━━━━━ Material to process ━━━━━
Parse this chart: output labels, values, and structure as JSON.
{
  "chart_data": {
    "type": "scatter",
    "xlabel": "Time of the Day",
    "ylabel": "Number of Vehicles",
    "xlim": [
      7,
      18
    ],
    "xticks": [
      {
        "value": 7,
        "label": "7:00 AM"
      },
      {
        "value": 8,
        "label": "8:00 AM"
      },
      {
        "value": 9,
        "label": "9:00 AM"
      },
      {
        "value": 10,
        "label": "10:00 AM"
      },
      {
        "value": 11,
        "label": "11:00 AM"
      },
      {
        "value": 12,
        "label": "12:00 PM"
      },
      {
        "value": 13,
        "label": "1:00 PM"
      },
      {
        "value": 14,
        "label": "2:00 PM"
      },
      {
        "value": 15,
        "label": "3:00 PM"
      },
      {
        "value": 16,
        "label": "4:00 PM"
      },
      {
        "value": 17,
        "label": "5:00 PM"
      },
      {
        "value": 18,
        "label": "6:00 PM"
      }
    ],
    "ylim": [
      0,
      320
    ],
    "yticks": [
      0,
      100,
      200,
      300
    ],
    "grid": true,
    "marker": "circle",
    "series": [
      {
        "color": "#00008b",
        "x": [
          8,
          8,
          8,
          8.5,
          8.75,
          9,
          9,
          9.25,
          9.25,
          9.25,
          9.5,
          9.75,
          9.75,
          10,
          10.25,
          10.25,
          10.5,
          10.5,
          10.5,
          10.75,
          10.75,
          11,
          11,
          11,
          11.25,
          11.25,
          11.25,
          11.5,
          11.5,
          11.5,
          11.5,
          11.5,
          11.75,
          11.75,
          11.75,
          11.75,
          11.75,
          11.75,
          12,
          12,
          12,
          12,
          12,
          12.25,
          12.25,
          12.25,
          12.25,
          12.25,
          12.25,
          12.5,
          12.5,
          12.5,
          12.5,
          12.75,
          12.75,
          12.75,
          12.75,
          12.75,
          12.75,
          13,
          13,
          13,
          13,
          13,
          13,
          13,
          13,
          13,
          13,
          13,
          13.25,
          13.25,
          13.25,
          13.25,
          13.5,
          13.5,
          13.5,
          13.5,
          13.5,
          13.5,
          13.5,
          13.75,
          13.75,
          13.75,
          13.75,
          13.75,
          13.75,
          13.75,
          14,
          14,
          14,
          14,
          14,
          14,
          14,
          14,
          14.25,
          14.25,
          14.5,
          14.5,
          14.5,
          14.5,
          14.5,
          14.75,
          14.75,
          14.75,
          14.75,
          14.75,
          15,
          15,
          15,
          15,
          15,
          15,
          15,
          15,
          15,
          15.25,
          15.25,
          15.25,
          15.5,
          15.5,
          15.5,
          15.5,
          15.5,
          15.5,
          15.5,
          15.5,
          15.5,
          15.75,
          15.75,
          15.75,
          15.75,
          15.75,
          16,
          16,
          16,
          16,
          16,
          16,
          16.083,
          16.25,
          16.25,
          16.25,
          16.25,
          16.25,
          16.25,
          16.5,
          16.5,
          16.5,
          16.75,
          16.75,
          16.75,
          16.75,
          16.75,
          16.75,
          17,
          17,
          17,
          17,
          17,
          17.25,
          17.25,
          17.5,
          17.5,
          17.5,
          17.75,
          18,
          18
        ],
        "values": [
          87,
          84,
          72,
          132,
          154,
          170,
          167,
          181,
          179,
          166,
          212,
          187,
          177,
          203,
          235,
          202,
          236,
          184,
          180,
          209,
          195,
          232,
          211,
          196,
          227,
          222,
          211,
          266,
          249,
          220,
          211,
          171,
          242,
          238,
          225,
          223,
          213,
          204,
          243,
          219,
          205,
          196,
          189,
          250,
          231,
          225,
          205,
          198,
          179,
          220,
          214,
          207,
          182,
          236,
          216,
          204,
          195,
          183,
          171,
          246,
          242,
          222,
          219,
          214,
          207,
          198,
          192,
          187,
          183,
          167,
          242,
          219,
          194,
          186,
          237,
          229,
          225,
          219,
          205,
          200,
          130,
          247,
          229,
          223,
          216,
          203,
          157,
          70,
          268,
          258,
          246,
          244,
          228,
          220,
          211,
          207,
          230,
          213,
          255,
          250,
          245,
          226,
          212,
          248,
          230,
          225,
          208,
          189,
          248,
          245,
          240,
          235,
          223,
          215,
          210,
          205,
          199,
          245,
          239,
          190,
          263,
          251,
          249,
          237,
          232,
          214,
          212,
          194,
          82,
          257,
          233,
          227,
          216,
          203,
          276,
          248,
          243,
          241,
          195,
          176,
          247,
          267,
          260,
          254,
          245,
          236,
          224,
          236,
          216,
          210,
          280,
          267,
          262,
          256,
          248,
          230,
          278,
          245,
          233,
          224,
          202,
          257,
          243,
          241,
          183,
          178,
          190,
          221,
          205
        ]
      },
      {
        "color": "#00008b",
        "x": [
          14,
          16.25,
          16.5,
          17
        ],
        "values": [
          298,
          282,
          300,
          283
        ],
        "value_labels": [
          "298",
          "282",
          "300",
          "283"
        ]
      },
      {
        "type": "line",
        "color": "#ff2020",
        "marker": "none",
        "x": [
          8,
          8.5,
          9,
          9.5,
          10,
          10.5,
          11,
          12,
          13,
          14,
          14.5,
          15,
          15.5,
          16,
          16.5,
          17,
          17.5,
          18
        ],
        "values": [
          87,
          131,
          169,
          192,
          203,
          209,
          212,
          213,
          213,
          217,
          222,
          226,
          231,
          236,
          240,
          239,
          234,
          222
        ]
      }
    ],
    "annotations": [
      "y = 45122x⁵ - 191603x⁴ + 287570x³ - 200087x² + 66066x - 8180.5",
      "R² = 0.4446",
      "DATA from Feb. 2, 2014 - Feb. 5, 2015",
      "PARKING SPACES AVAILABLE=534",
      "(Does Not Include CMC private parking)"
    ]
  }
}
━━━━━
What needs to be done: Write out the full listing exactly as given.

Solution to this task:
Parse this chart: output labels, values, and structure as JSON.
{
  "chart_data": {
    "type": "scatter",
    "xlabel": "Time of the Day",
    "ylabel": "Number of Vehicles",
    "xlim": [
      7,
      18
    ],
    "xticks": [
      {
        "value": 7,
        "label": "7:00 AM"
      },
      {
        "value": 8,
        "label": "8:00 AM"
      },
      {
        "value": 9,
        "label": "9:00 AM"
      },
      {
        "value": 10,
        "label": "10:00 AM"
      },
      {
        "value": 11,
        "label": "11:00 AM"
      },
      {
        "value": 12,
        "label": "12:00 PM"
      },
      {
        "value": 13,
        "label": "1:00 PM"
      },
      {
        "value": 14,
        "label": "2:00 PM"
      },
      {
        "value": 15,
        "label": "3:00 PM"
      },
      {
        "value": 16,
        "label": "4:00 PM"
      },
      {
        "value": 17,
        "label": "5:00 PM"
      },
      {
        "value": 18,
        "label": "6:00 PM"
      }
    ],
    "ylim": [
      0,
      320
    ],
    "yticks": [
      0,
      100,
      200,
      300
    ],
    "grid": true,
    "marker": "circle",
    "series": [
      {
        "color": "#00008b",
        "x": [
          8,
          8,
          8,
          8.5,
          8.75,
          9,
          9,
          9.25,
          9.25,
          9.25,
          9.5,
          9.75,
          9.75,
          10,
          10.25,
          10.25,
          10.5,
          10.5,
          10.5,
          10.75,
          10.75,
          11,
          11,
          11,
          11.25,
          11.25,
          11.25,
          11.5,
          11.5,
          11.5,
          11.5,
          11.5,
          11.75,
          11.75,
          11.75,
          11.75,
          11.75,
          11.75,
          12,
          12,
          12,
          12,
          12,
          12.25,
          12.25,
          12.25,
          12.25,
          12.25,
          12.25,
          12.5,
          12.5,
          12.5,
          12.5,
          12.75,
          12.75,
          12.75,
          12.75,
          12.75,
          12.75,
          13,
          13,
          13,
          13,
          13,
          13,
          13,
          13,
          13,
          13,
          13,
          13.25,
          13.25,
          13.25,
          13.25,
          13.5,
          13.5,
          13.5,
          13.5,
          13.5,
          13.5,
          13.5,
          13.75,
          13.75,
          13.75,
          13.75,
          13.75,
          13.75,
          13.75,
          14,
          14,
          14,
          14,
          14,
          14,
          14,
          14,
          14.25,
          14.25,
          14.5,
          14.5,
          14.5,
          14.5,
          14.5,
          14.75,
          14.75,
          14.75,
          14.75,
          14.75,
          15,
          15,
          15,
          15,
          15,
          15,
          15,
          15,
          15,
          15.25,
          15.25,
          15.25,
          15.5,
          15.5,
          15.5,
          15.5,
          15.5,
          15.5,
          15.5,
          15.5,
          15.5,
          15.75,
          15.75,
          15.75,
          15.75,
          15.75,
          16,
          16,
          16,
          16,
          16,
          16,
          16.083,
          16.25,
          16.25,
          16.25,
          16.25,
          16.25,
          16.25,
          16.5,
          16.5,
          16.5,
          16.75,
          16.75,
          16.75,
          16.75,
          16.75,
          16.75,
          17,
          17,
          17,
          17,
          17,
          17.25,
          17.25,
          17.5,
          17.5,
          17.5,
          17.75,
          18,
          18
        ],
        "values": [
          87,
          84,
          72,
          132,
          154,
          170,
          167,
          181,
          179,
          166,
          212,
          187,
          177,
          203,
          235,
          202,
          236,
          184,
          180,
          209,
          195,
          232,
          211,
          196,
          227,
          222,
          211,
          266,
          249,
          220,
          211,
          171,
          242,
          238,
          225,
          223,
          213,
          204,
          243,
          219,
          205,
          196,
          189,
          250,
          231,
          225,
          205,
          198,
          179,
          220,
          214,
          207,
          182,
          236,
          216,
          204,
          195,
          183,
          171,
          246,
          242,
          222,
          219,
          214,
          207,
          198,
          192,
          187,
          183,
          167,
          242,
          219,
          194,
          186,
          237,
          229,
          225,
          219,
          205,
          200,
          130,
          247,
          229,
          223,
          216,
          203,
          157,
          70,
          268,
          258,
          246,
          244,
          228,
          220,
          211,
          207,
          230,
          213,
          255,
          250,
          245,
          226,
          212,
          248,
          230,
          225,
          208,
          189,
          248,
          245,
          240,
          235,
          223,
          215,
          210,
          205,
          199,
          245,
          239,
          190,
          263,
          251,
          249,
          237,
          232,
          214,
          212,
          194,
          82,
          257,
          233,
          227,
          216,
          203,
          276,
          248,
          243,
          241,
          195,
          176,
          247,
          267,
          260,
          254,
          245,
          236,
          224,
          236,
          216,
          210,
          280,
          267,
          262,
          256,
          248,
          230,
          278,
          245,
          233,
          224,
          202,
          257,
          243,
          241,
          183,
          178,
          190,
          221,
          205
        ]
      },
      {
        "color": "#00008b",
        "x": [
          14,
          16.25,
          16.5,
          17
        ],
        "values": [
          298,
          282,
          300,
          283
        ],
        "value_labels": [
          "298",
          "282",
          "300",
          "283"
        ]
      },
      {
        "type": "line",
        "color": "#ff2020",
        "marker": "none",
        "x": [
          8,
          8.5,
          9,
          9.5,
          10,
          10.5,
          11,
          12,
          13,
          14,
          14.5,
          15,
          15.5,
          16,
          16.5,
          17,
          17.5,
          18
        ],
        "values": [
          87,
          131,
          169,
          192,
          203,
          209,
          212,
          213,
          213,
          217,
          222,
          226,
          231,
          236,
          240,
          239,
          234,
          222
        ]
      }
    ],
    "annotations": [
      "y = 45122x⁵ - 191603x⁴ + 287570x³ - 200087x² + 66066x - 8180.5",
      "R² = 0.4446",
      "DATA from Feb. 2, 2014 - Feb. 5, 2015",
      "PARKING SPACES AVAILABLE=534",
      "(Does Not Include CMC private parking)"
    ]
  }
}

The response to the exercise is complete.